-- Start --

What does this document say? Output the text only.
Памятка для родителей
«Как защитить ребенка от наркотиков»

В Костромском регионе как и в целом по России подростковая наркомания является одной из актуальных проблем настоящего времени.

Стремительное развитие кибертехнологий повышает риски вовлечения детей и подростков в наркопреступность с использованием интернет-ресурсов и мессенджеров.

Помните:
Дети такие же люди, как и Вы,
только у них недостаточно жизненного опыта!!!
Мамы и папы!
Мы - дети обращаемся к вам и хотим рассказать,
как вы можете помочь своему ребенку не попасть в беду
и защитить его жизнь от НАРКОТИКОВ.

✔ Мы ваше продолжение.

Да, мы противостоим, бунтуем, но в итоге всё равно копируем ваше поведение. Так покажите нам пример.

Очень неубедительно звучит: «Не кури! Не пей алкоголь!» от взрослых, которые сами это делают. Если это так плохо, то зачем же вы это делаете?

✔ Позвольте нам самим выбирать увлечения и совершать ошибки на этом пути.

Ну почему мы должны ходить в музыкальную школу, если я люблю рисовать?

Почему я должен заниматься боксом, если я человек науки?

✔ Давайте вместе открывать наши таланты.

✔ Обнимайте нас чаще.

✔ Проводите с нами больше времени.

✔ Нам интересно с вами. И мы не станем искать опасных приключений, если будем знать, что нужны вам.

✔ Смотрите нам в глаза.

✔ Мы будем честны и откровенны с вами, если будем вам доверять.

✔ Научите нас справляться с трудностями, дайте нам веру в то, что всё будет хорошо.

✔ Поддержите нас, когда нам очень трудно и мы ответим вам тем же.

-- End --

WHAT YOU SHOULD DO: Only the number is wanted: how many lines of these entries contain the string "защитить"?

EXERCISE RESPONSE: 2